• [WORK TO COMPLETE] Copy the data exactly as it appears, and do not include any pictures.

Dataset items:

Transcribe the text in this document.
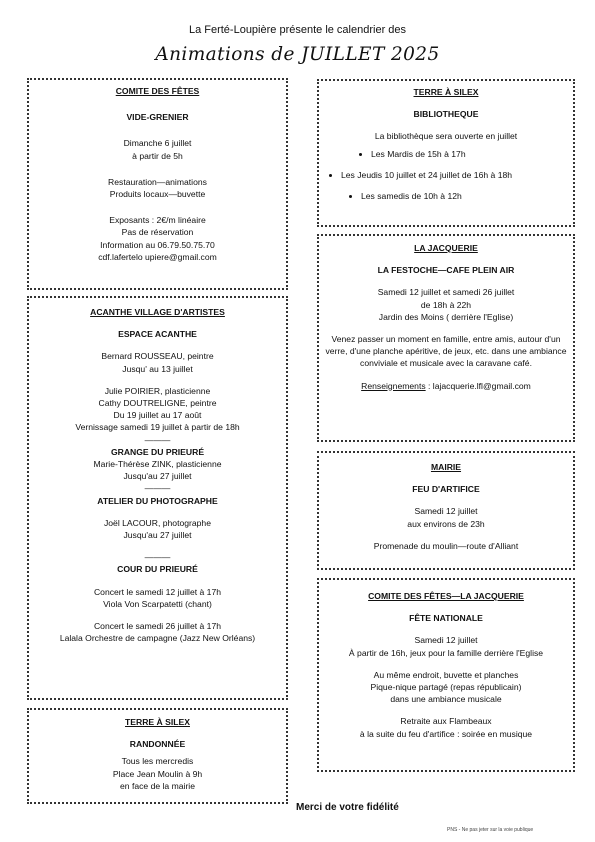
La Ferté-Loupière présente le calendrier des
Animations de JUILLET 2025

COMITE DES FÊTES

VIDE-GRENIER

Dimanche 6 juillet

à partir de 5h

Restauration—animations

Produits locaux—buvette

Exposants : 2€/m linéaire

Pas de réservation

Information au 06.79.50.75.70

cdf.lafertelo upiere@gmail.com

ACANTHE VILLAGE D'ARTISTES

ESPACE ACANTHE

Bernard ROUSSEAU, peintre

Jusqu' au 13 juillet

Julie POIRIER, plasticienne

Cathy DOUTRELIGNE, peintre

Du 19 juillet au 17 août

Vernissage samedi 19 juillet à partir de 18h

———

GRANGE DU PRIEURÉ

Marie-Thérèse ZINK, plasticienne

Jusqu'au 27 juillet

———

ATELIER DU PHOTOGRAPHE

Joël LACOUR, photographe

Jusqu'au 27 juillet

———

COUR DU PRIEURÉ

Concert le samedi 12 juillet à 17h

Viola Von Scarpatetti (chant)

Concert le samedi 26 juillet à 17h

Lalala Orchestre de campagne (Jazz New Orléans)

TERRE À SILEX

RANDONNÉE

Tous les mercredis

Place Jean Moulin à 9h

en face de la mairie

TERRE À SILEX

BIBLIOTHEQUE

La bibliothèque sera ouverte en juillet

• Les Mardis de 15h à 17h
• Les Jeudis 10 juillet et 24 juillet de 16h à 18h
• Les samedis de 10h à 12h

LA JACQUERIE

LA FESTOCHE—CAFE PLEIN AIR

Samedi 12 juillet et samedi 26 juillet

de 18h à 22h

Jardin des Moins ( derrière l'Eglise)

Venez passer un moment en famille, entre amis, autour d'un verre, d'une planche apéritive, de jeux, etc. dans une ambiance conviviale et musicale avec la caravane café.

Renseignements : lajacquerie.lfl@gmail.com

MAIRIE

FEU D'ARTIFICE

Samedi 12 juillet

aux environs de 23h

Promenade du moulin—route d'Alliant

COMITE DES FÊTES—LA JACQUERIE

FÊTE NATIONALE

Samedi 12 juillet

À partir de 16h, jeux pour la famille derrière l'Eglise

Au même endroit, buvette et planches

Pique-nique partagé (repas républicain)

dans une ambiance musicale

Retraite aux Flambeaux

à la suite du feu d'artifice : soirée en musique

Merci de votre fidélité
PNS - Ne pas jeter sur la voie publique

• [FINISHED EXERCISE]
Transcribe the text in this document.
La Ferté-Loupière présente le calendrier des
Animations de JUILLET 2025

COMITE DES FÊTES

VIDE-GRENIER

Dimanche 6 juillet

à partir de 5h

Restauration—animations

Produits locaux—buvette

Exposants : 2€/m linéaire

Pas de réservation

Information au 06.79.50.75.70

cdf.lafertelo upiere@gmail.com

ACANTHE VILLAGE D'ARTISTES

ESPACE ACANTHE

Bernard ROUSSEAU, peintre

Jusqu' au 13 juillet

Julie POIRIER, plasticienne

Cathy DOUTRELIGNE, peintre

Du 19 juillet au 17 août

Vernissage samedi 19 juillet à partir de 18h

———

GRANGE DU PRIEURÉ

Marie-Thérèse ZINK, plasticienne

Jusqu'au 27 juillet

———

ATELIER DU PHOTOGRAPHE

Joël LACOUR, photographe

Jusqu'au 27 juillet

———

COUR DU PRIEURÉ

Concert le samedi 12 juillet à 17h

Viola Von Scarpatetti (chant)

Concert le samedi 26 juillet à 17h

Lalala Orchestre de campagne (Jazz New Orléans)

TERRE À SILEX

RANDONNÉE

Tous les mercredis

Place Jean Moulin à 9h

en face de la mairie

TERRE À SILEX

BIBLIOTHEQUE

La bibliothèque sera ouverte en juillet

• Les Mardis de 15h à 17h
• Les Jeudis 10 juillet et 24 juillet de 16h à 18h
• Les samedis de 10h à 12h

LA JACQUERIE

LA FESTOCHE—CAFE PLEIN AIR

Samedi 12 juillet et samedi 26 juillet

de 18h à 22h

Jardin des Moins ( derrière l'Eglise)

Venez passer un moment en famille, entre amis, autour d'un verre, d'une planche apéritive, de jeux, etc. dans une ambiance conviviale et musicale avec la caravane café.

Renseignements : lajacquerie.lfl@gmail.com

MAIRIE

FEU D'ARTIFICE

Samedi 12 juillet

aux environs de 23h

Promenade du moulin—route d'Alliant

COMITE DES FÊTES—LA JACQUERIE

FÊTE NATIONALE

Samedi 12 juillet

À partir de 16h, jeux pour la famille derrière l'Eglise

Au même endroit, buvette et planches

Pique-nique partagé (repas républicain)

dans une ambiance musicale

Retraite aux Flambeaux

à la suite du feu d'artifice : soirée en musique

Merci de votre fidélité
PNS - Ne pas jeter sur la voie publique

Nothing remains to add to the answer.